Print all the entries verbatim.
--- start of Task inputs ---
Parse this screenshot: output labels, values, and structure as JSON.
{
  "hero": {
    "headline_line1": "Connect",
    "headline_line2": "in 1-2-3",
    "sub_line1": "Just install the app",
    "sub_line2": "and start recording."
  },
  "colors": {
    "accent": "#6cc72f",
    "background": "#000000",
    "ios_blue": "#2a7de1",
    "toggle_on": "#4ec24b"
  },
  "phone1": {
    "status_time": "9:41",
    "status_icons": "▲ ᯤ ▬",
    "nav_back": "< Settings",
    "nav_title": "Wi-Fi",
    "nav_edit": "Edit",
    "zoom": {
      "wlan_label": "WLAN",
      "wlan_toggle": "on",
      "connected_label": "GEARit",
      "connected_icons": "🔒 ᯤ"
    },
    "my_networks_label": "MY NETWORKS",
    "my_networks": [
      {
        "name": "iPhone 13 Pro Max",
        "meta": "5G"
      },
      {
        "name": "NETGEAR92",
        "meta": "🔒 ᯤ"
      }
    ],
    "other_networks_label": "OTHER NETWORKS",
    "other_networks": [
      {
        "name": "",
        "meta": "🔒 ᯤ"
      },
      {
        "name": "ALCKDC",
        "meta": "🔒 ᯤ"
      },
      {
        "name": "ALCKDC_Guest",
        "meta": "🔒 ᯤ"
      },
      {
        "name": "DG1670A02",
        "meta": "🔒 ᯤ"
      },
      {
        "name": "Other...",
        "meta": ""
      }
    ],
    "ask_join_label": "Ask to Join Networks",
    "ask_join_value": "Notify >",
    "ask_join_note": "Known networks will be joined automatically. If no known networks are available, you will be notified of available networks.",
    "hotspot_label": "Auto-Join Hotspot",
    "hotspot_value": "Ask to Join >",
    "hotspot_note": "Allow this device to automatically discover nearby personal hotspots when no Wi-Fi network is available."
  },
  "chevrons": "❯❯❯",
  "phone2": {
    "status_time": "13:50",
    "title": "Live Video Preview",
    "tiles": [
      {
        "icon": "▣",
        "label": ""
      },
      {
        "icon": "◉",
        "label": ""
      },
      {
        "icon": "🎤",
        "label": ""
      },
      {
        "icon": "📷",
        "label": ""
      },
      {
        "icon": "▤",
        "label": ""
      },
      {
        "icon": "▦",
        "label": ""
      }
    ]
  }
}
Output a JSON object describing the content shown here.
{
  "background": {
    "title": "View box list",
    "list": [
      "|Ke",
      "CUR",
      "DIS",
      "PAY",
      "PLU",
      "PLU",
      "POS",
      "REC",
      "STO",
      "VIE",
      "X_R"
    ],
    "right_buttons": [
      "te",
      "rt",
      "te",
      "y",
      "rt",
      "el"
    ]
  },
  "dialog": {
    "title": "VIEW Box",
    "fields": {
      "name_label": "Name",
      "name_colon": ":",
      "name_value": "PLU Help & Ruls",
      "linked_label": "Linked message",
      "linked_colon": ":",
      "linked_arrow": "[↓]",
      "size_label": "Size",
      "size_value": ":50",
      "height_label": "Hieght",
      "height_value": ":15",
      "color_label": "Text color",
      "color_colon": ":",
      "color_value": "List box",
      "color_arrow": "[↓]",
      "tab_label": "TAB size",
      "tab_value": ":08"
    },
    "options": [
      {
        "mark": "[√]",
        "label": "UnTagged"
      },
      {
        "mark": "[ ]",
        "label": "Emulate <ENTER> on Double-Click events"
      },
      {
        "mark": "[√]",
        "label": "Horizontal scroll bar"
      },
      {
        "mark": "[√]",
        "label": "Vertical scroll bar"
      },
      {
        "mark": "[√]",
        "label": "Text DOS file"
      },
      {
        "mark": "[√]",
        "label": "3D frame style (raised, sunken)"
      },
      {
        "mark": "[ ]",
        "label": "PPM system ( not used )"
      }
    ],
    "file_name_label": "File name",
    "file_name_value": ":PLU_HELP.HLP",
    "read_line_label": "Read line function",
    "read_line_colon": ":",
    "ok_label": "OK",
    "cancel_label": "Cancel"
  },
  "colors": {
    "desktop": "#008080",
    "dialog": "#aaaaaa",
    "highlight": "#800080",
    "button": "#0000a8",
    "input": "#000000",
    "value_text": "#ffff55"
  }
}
--- end of Task inputs ---
> **Written answer**
Parse this screenshot: output labels, values, and structure as JSON.
{
  "hero": {
    "headline_line1": "Connect",
    "headline_line2": "in 1-2-3",
    "sub_line1": "Just install the app",
    "sub_line2": "and start recording."
  },
  "colors": {
    "accent": "#6cc72f",
    "background": "#000000",
    "ios_blue": "#2a7de1",
    "toggle_on": "#4ec24b"
  },
  "phone1": {
    "status_time": "9:41",
    "status_icons": "▲ ᯤ ▬",
    "nav_back": "< Settings",
    "nav_title": "Wi-Fi",
    "nav_edit": "Edit",
    "zoom": {
      "wlan_label": "WLAN",
      "wlan_toggle": "on",
      "connected_label": "GEARit",
      "connected_icons": "🔒 ᯤ"
    },
    "my_networks_label": "MY NETWORKS",
    "my_networks": [
      {
        "name": "iPhone 13 Pro Max",
        "meta": "5G"
      },
      {
        "name": "NETGEAR92",
        "meta": "🔒 ᯤ"
      }
    ],
    "other_networks_label": "OTHER NETWORKS",
    "other_networks": [
      {
        "name": "",
        "meta": "🔒 ᯤ"
      },
      {
        "name": "ALCKDC",
        "meta": "🔒 ᯤ"
      },
      {
        "name": "ALCKDC_Guest",
        "meta": "🔒 ᯤ"
      },
      {
        "name": "DG1670A02",
        "meta": "🔒 ᯤ"
      },
      {
        "name": "Other...",
        "meta": ""
      }
    ],
    "ask_join_label": "Ask to Join Networks",
    "ask_join_value": "Notify >",
    "ask_join_note": "Known networks will be joined automatically. If no known networks are available, you will be notified of available networks.",
    "hotspot_label": "Auto-Join Hotspot",
    "hotspot_value": "Ask to Join >",
    "hotspot_note": "Allow this device to automatically discover nearby personal hotspots when no Wi-Fi network is available."
  },
  "chevrons": "❯❯❯",
  "phone2": {
    "status_time": "13:50",
    "title": "Live Video Preview",
    "tiles": [
      {
        "icon": "▣",
        "label": ""
      },
      {
        "icon": "◉",
        "label": ""
      },
      {
        "icon": "🎤",
        "label": ""
      },
      {
        "icon": "📷",
        "label": ""
      },
      {
        "icon": "▤",
        "label": ""
      },
      {
        "icon": "▦",
        "label": ""
      }
    ]
  }
}
Output a JSON object describing the content shown here.
{
  "background": {
    "title": "View box list",
    "list": [
      "|Ke",
      "CUR",
      "DIS",
      "PAY",
      "PLU",
      "PLU",
      "POS",
      "REC",
      "STO",
      "VIE",
      "X_R"
    ],
    "right_buttons": [
      "te",
      "rt",
      "te",
      "y",
      "rt",
      "el"
    ]
  },
  "dialog": {
    "title": "VIEW Box",
    "fields": {
      "name_label": "Name",
      "name_colon": ":",
      "name_value": "PLU Help & Ruls",
      "linked_label": "Linked message",
      "linked_colon": ":",
      "linked_arrow": "[↓]",
      "size_label": "Size",
      "size_value": ":50",
      "height_label": "Hieght",
      "height_value": ":15",
      "color_label": "Text color",
      "color_colon": ":",
      "color_value": "List box",
      "color_arrow": "[↓]",
      "tab_label": "TAB size",
      "tab_value": ":08"
    },
    "options": [
      {
        "mark": "[√]",
        "label": "UnTagged"
      },
      {
        "mark": "[ ]",
        "label": "Emulate <ENTER> on Double-Click events"
      },
      {
        "mark": "[√]",
        "label": "Horizontal scroll bar"
      },
      {
        "mark": "[√]",
        "label": "Vertical scroll bar"
      },
      {
        "mark": "[√]",
        "label": "Text DOS file"
      },
      {
        "mark": "[√]",
        "label": "3D frame style (raised, sunken)"
      },
      {
        "mark": "[ ]",
        "label": "PPM system ( not used )"
      }
    ],
    "file_name_label": "File name",
    "file_name_value": ":PLU_HELP.HLP",
    "read_line_label": "Read line function",
    "read_line_colon": ":",
    "ok_label": "OK",
    "cancel_label": "Cancel"
  },
  "colors": {
    "desktop": "#008080",
    "dialog": "#aaaaaa",
    "highlight": "#800080",
    "button": "#0000a8",
    "input": "#000000",
    "value_text": "#ffff55"
  }
}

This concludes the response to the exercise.